▸ **Data for this task**

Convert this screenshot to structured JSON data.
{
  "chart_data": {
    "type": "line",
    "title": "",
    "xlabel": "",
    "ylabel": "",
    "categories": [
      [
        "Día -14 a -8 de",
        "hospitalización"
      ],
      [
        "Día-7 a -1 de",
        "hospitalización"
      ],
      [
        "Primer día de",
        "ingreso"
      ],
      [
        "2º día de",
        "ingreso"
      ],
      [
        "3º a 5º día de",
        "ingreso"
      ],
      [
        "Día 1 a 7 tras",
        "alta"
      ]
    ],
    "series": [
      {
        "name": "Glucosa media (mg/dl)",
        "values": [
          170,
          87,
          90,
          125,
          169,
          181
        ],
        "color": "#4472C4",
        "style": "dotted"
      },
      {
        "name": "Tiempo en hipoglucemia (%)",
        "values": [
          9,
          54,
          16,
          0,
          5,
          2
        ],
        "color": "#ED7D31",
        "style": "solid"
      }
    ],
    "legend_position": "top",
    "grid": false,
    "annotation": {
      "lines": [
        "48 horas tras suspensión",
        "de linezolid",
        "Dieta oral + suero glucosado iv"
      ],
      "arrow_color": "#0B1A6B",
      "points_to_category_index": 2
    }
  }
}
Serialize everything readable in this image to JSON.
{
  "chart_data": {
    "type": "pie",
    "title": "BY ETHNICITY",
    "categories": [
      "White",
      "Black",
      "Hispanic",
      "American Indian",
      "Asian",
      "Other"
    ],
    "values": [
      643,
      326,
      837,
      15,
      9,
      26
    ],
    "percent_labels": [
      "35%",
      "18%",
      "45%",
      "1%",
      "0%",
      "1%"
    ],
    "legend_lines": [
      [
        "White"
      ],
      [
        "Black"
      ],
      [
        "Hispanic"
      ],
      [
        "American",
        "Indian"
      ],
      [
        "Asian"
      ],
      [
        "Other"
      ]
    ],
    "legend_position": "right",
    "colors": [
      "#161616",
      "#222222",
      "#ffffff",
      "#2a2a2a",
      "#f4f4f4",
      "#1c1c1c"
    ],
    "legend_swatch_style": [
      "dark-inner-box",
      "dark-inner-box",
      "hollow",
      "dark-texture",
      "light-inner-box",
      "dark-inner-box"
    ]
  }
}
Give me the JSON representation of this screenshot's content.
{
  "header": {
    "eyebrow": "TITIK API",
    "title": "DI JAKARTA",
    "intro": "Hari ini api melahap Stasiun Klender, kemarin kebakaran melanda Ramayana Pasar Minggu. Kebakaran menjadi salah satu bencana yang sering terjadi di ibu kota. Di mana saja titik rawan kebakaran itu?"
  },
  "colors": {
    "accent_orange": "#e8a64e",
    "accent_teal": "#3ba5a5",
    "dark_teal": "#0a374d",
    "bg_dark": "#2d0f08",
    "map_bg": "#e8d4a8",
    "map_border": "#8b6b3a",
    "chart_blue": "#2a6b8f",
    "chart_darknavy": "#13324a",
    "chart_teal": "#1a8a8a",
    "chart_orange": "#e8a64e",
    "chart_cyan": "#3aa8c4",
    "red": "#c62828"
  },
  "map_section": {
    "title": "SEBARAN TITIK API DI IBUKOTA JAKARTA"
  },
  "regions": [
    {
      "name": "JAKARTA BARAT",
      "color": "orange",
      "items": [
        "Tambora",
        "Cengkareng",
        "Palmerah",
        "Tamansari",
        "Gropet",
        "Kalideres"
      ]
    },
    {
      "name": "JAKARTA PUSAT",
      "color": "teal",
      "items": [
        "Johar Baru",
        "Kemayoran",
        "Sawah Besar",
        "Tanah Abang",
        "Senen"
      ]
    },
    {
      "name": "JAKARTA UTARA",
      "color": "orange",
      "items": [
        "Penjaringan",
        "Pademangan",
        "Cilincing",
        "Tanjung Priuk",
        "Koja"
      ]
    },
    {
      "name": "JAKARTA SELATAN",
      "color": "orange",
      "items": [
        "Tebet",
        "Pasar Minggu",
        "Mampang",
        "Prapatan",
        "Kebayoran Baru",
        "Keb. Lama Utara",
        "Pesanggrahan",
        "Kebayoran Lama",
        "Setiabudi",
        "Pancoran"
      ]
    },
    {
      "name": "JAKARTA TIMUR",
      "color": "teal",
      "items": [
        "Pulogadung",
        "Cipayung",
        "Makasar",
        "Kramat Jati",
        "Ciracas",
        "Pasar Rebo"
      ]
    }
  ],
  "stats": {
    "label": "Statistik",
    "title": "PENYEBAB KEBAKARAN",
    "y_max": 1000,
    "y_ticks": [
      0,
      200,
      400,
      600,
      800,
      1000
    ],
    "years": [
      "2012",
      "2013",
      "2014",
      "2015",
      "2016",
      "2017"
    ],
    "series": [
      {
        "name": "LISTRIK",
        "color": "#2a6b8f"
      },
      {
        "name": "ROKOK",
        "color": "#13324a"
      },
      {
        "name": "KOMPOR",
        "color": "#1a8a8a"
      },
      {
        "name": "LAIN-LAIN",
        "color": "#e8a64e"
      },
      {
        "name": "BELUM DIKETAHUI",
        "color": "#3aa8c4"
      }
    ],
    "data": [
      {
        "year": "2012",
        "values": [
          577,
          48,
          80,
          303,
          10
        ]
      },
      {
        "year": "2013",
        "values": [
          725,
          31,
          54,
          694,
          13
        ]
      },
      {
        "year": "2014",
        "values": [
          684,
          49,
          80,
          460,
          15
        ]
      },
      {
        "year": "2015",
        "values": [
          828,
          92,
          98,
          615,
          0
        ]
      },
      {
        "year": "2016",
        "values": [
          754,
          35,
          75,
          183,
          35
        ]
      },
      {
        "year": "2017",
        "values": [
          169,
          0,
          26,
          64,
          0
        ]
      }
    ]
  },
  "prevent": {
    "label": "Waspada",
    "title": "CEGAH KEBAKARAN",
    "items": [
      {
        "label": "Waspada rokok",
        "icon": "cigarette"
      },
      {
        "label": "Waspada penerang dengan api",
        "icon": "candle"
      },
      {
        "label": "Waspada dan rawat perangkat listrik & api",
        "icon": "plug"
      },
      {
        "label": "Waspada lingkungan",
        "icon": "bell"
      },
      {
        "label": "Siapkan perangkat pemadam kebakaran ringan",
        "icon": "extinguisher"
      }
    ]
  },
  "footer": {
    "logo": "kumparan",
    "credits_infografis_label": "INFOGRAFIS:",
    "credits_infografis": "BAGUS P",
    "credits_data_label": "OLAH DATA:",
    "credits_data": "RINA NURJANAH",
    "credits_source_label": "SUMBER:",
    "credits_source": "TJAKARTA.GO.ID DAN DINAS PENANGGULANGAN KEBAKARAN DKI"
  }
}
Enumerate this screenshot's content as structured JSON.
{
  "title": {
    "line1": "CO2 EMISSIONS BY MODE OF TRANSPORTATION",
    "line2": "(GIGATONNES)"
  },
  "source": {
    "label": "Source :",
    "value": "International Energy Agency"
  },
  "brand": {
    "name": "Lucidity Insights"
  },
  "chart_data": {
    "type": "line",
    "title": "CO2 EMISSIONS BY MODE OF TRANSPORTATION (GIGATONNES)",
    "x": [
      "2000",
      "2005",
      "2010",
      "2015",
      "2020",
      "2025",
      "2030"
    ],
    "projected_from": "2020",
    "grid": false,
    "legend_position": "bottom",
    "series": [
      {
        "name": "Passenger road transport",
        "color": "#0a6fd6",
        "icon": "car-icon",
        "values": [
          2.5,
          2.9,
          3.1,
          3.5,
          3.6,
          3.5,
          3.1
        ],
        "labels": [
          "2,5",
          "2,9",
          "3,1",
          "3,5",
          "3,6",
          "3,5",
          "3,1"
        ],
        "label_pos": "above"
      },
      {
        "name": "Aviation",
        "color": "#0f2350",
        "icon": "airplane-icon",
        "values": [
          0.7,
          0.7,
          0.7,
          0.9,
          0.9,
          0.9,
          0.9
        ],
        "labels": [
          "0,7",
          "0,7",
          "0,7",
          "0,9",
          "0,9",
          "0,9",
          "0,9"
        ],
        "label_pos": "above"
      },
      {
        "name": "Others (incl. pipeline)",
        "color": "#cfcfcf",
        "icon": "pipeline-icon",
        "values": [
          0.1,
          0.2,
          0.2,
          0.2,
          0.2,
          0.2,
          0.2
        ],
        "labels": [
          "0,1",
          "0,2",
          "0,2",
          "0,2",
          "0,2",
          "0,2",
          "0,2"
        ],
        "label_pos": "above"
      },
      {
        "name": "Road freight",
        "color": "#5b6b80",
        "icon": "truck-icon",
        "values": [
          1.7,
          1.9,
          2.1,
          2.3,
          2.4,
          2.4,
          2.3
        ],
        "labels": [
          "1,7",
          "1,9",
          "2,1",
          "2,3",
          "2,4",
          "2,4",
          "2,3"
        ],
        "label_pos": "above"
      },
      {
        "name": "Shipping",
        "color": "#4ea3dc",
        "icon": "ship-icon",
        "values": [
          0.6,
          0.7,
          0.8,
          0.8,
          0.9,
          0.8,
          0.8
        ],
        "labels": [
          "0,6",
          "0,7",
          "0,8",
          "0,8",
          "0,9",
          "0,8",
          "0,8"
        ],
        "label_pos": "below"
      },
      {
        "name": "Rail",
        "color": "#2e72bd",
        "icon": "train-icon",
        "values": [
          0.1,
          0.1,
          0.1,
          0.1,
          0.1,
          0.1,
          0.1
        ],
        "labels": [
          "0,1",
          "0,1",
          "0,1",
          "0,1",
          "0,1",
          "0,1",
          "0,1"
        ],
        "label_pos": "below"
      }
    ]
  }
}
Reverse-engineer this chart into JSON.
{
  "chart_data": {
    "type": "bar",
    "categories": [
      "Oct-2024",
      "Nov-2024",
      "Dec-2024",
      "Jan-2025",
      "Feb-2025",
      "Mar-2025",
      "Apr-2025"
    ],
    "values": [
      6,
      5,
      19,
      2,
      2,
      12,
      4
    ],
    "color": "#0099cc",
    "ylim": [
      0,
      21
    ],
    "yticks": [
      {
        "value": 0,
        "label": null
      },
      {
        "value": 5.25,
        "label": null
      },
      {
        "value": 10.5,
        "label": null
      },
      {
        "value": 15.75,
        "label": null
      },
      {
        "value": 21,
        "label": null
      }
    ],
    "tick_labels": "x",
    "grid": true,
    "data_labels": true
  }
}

▸ **Stated exercise**
Starting at the line that contains "Reverse-engineer this chart into JSON.", quote each remaining line of the entries above, unchanged.

▸ **The result**
Reverse-engineer this chart into JSON.
{
  "chart_data": {
    "type": "bar",
    "categories": [
      "Oct-2024",
      "Nov-2024",
      "Dec-2024",
      "Jan-2025",
      "Feb-2025",
      "Mar-2025",
      "Apr-2025"
    ],
    "values": [
      6,
      5,
      19,
      2,
      2,
      12,
      4
    ],
    "color": "#0099cc",
    "ylim": [
      0,
      21
    ],
    "yticks": [
      {
        "value": 0,
        "label": null
      },
      {
        "value": 5.25,
        "label": null
      },
      {
        "value": 10.5,
        "label": null
      },
      {
        "value": 15.75,
        "label": null
      },
      {
        "value": 21,
        "label": null
      }
    ],
    "tick_labels": "x",
    "grid": true,
    "data_labels": true
  }
}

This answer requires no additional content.